| Your instructions |
Reproduce the listing exactly, with no pictures in your copy.

| Supplied information |
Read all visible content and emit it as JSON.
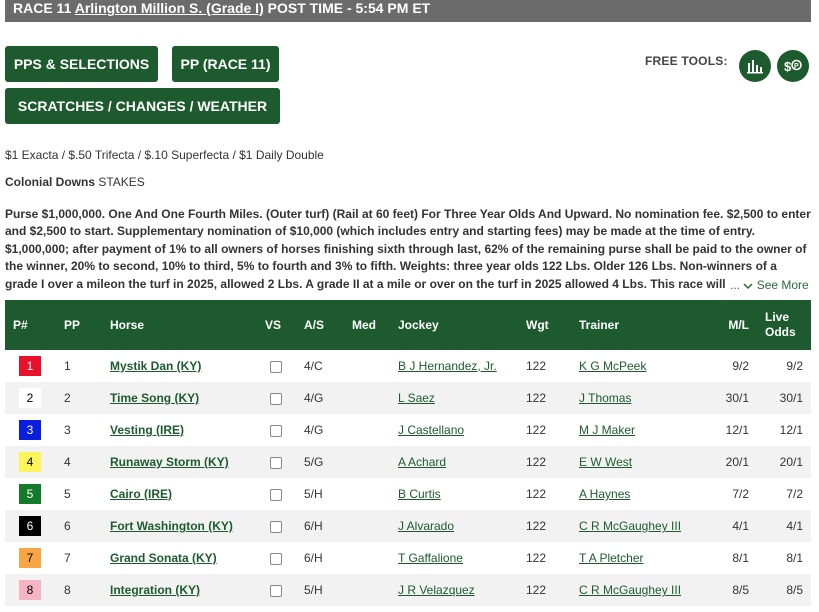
{
  "header": {
    "race_prefix": "RACE 11",
    "race_name": "Arlington Million S. (Grade I)",
    "post_time": "POST TIME - 5:54 PM ET"
  },
  "buttons": {
    "pps": "PPS & SELECTIONS",
    "pp_race": "PP (RACE 11)",
    "scratches": "SCRATCHES / CHANGES / WEATHER"
  },
  "tools": {
    "label": "FREE TOOLS:"
  },
  "wagers": "$1 Exacta / $.50 Trifecta / $.10 Superfecta / $1 Daily Double",
  "track": {
    "name": "Colonial Downs",
    "type": "STAKES"
  },
  "conditions": "Purse $1,000,000. One And One Fourth Miles. (Outer turf) (Rail at 60 feet) For Three Year Olds And Upward. No nomination fee. $2,500 to enter and $2,500 to start. Supplementary nomination of $10,000 (which includes entry and starting fees) may be made at the time of entry. $1,000,000; after payment of 1% to all owners of horses finishing sixth through last, 62% of the remaining purse shall be paid to the owner of the winner, 20% to second, 10% to third, 5% to fourth and 3% to fifth. Weights: three year olds 122 Lbs. Older 126 Lbs. Non-winners of a grade I over a mileon the turf in 2025, allowed 2 Lbs. A grade II at a mile or over on the turf in 2025 allowed 4 Lbs. This race will be",
  "see_more": {
    "dots": "...",
    "label": "See More"
  },
  "table": {
    "headers": {
      "pnum": "P#",
      "pp": "PP",
      "horse": "Horse",
      "vs": "VS",
      "as": "A/S",
      "med": "Med",
      "jockey": "Jockey",
      "wgt": "Wgt",
      "trainer": "Trainer",
      "ml": "M/L",
      "live1": "Live",
      "live2": "Odds"
    },
    "rows": [
      {
        "pnum": "1",
        "pp": "1",
        "horse": "Mystik Dan (KY)",
        "as": "4/C",
        "med": "",
        "jockey": "B J Hernandez, Jr.",
        "wgt": "122",
        "trainer": "K G McPeek",
        "ml": "9/2",
        "live": "9/2",
        "bg": "#e8102a",
        "fg": "#ffffff"
      },
      {
        "pnum": "2",
        "pp": "2",
        "horse": "Time Song (KY)",
        "as": "4/G",
        "med": "",
        "jockey": "L Saez",
        "wgt": "122",
        "trainer": "J Thomas",
        "ml": "30/1",
        "live": "30/1",
        "bg": "#ffffff",
        "fg": "#000000"
      },
      {
        "pnum": "3",
        "pp": "3",
        "horse": "Vesting (IRE)",
        "as": "4/G",
        "med": "",
        "jockey": "J Castellano",
        "wgt": "122",
        "trainer": "M J Maker",
        "ml": "12/1",
        "live": "12/1",
        "bg": "#0a1ee0",
        "fg": "#ffffff"
      },
      {
        "pnum": "4",
        "pp": "4",
        "horse": "Runaway Storm (KY)",
        "as": "5/G",
        "med": "",
        "jockey": "A Achard",
        "wgt": "122",
        "trainer": "E W West",
        "ml": "20/1",
        "live": "20/1",
        "bg": "#fbf55a",
        "fg": "#000000"
      },
      {
        "pnum": "5",
        "pp": "5",
        "horse": "Cairo (IRE)",
        "as": "5/H",
        "med": "",
        "jockey": "B Curtis",
        "wgt": "122",
        "trainer": "A Haynes",
        "ml": "7/2",
        "live": "7/2",
        "bg": "#137a2b",
        "fg": "#ffffff"
      },
      {
        "pnum": "6",
        "pp": "6",
        "horse": "Fort Washington (KY)",
        "as": "6/H",
        "med": "",
        "jockey": "J Alvarado",
        "wgt": "122",
        "trainer": "C R McGaughey III",
        "ml": "4/1",
        "live": "4/1",
        "bg": "#000000",
        "fg": "#ffffff"
      },
      {
        "pnum": "7",
        "pp": "7",
        "horse": "Grand Sonata (KY)",
        "as": "6/H",
        "med": "",
        "jockey": "T Gaffalione",
        "wgt": "122",
        "trainer": "T A Pletcher",
        "ml": "8/1",
        "live": "8/1",
        "bg": "#f7a545",
        "fg": "#000000"
      },
      {
        "pnum": "8",
        "pp": "8",
        "horse": "Integration (KY)",
        "as": "5/H",
        "med": "",
        "jockey": "J R Velazquez",
        "wgt": "122",
        "trainer": "C R McGaughey III",
        "ml": "8/5",
        "live": "8/5",
        "bg": "#f7b3c2",
        "fg": "#000000"
      }
    ]
  },
  "colors": {
    "brand_green": "#1d5b2e",
    "header_gray": "#6b6b6b",
    "row_alt": "#f2f2f2"
  },
  "icons": {
    "tool1": "bar-chart-icon",
    "tool2": "dollar-tag-icon",
    "see_more": "chevron-down-icon"
  }
}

| Response to the task |
Read all visible content and emit it as JSON.
{
  "header": {
    "race_prefix": "RACE 11",
    "race_name": "Arlington Million S. (Grade I)",
    "post_time": "POST TIME - 5:54 PM ET"
  },
  "buttons": {
    "pps": "PPS & SELECTIONS",
    "pp_race": "PP (RACE 11)",
    "scratches": "SCRATCHES / CHANGES / WEATHER"
  },
  "tools": {
    "label": "FREE TOOLS:"
  },
  "wagers": "$1 Exacta / $.50 Trifecta / $.10 Superfecta / $1 Daily Double",
  "track": {
    "name": "Colonial Downs",
    "type": "STAKES"
  },
  "conditions": "Purse $1,000,000. One And One Fourth Miles. (Outer turf) (Rail at 60 feet) For Three Year Olds And Upward. No nomination fee. $2,500 to enter and $2,500 to start. Supplementary nomination of $10,000 (which includes entry and starting fees) may be made at the time of entry. $1,000,000; after payment of 1% to all owners of horses finishing sixth through last, 62% of the remaining purse shall be paid to the owner of the winner, 20% to second, 10% to third, 5% to fourth and 3% to fifth. Weights: three year olds 122 Lbs. Older 126 Lbs. Non-winners of a grade I over a mileon the turf in 2025, allowed 2 Lbs. A grade II at a mile or over on the turf in 2025 allowed 4 Lbs. This race will be",
  "see_more": {
    "dots": "...",
    "label": "See More"
  },
  "table": {
    "headers": {
      "pnum": "P#",
      "pp": "PP",
      "horse": "Horse",
      "vs": "VS",
      "as": "A/S",
      "med": "Med",
      "jockey": "Jockey",
      "wgt": "Wgt",
      "trainer": "Trainer",
      "ml": "M/L",
      "live1": "Live",
      "live2": "Odds"
    },
    "rows": [
      {
        "pnum": "1",
        "pp": "1",
        "horse": "Mystik Dan (KY)",
        "as": "4/C",
        "med": "",
        "jockey": "B J Hernandez, Jr.",
        "wgt": "122",
        "trainer": "K G McPeek",
        "ml": "9/2",
        "live": "9/2",
        "bg": "#e8102a",
        "fg": "#ffffff"
      },
      {
        "pnum": "2",
        "pp": "2",
        "horse": "Time Song (KY)",
        "as": "4/G",
        "med": "",
        "jockey": "L Saez",
        "wgt": "122",
        "trainer": "J Thomas",
        "ml": "30/1",
        "live": "30/1",
        "bg": "#ffffff",
        "fg": "#000000"
      },
      {
        "pnum": "3",
        "pp": "3",
        "horse": "Vesting (IRE)",
        "as": "4/G",
        "med": "",
        "jockey": "J Castellano",
        "wgt": "122",
        "trainer": "M J Maker",
        "ml": "12/1",
        "live": "12/1",
        "bg": "#0a1ee0",
        "fg": "#ffffff"
      },
      {
        "pnum": "4",
        "pp": "4",
        "horse": "Runaway Storm (KY)",
        "as": "5/G",
        "med": "",
        "jockey": "A Achard",
        "wgt": "122",
        "trainer": "E W West",
        "ml": "20/1",
        "live": "20/1",
        "bg": "#fbf55a",
        "fg": "#000000"
      },
      {
        "pnum": "5",
        "pp": "5",
        "horse": "Cairo (IRE)",
        "as": "5/H",
        "med": "",
        "jockey": "B Curtis",
        "wgt": "122",
        "trainer": "A Haynes",
        "ml": "7/2",
        "live": "7/2",
        "bg": "#137a2b",
        "fg": "#ffffff"
      },
      {
        "pnum": "6",
        "pp": "6",
        "horse": "Fort Washington (KY)",
        "as": "6/H",
        "med": "",
        "jockey": "J Alvarado",
        "wgt": "122",
        "trainer": "C R McGaughey III",
        "ml": "4/1",
        "live": "4/1",
        "bg": "#000000",
        "fg": "#ffffff"
      },
      {
        "pnum": "7",
        "pp": "7",
        "horse": "Grand Sonata (KY)",
        "as": "6/H",
        "med": "",
        "jockey": "T Gaffalione",
        "wgt": "122",
        "trainer": "T A Pletcher",
        "ml": "8/1",
        "live": "8/1",
        "bg": "#f7a545",
        "fg": "#000000"
      },
      {
        "pnum": "8",
        "pp": "8",
        "horse": "Integration (KY)",
        "as": "5/H",
        "med": "",
        "jockey": "J R Velazquez",
        "wgt": "122",
        "trainer": "C R McGaughey III",
        "ml": "8/5",
        "live": "8/5",
        "bg": "#f7b3c2",
        "fg": "#000000"
      }
    ]
  },
  "colors": {
    "brand_green": "#1d5b2e",
    "header_gray": "#6b6b6b",
    "row_alt": "#f2f2f2"
  },
  "icons": {
    "tool1": "bar-chart-icon",
    "tool2": "dollar-tag-icon",
    "see_more": "chevron-down-icon"
  }
}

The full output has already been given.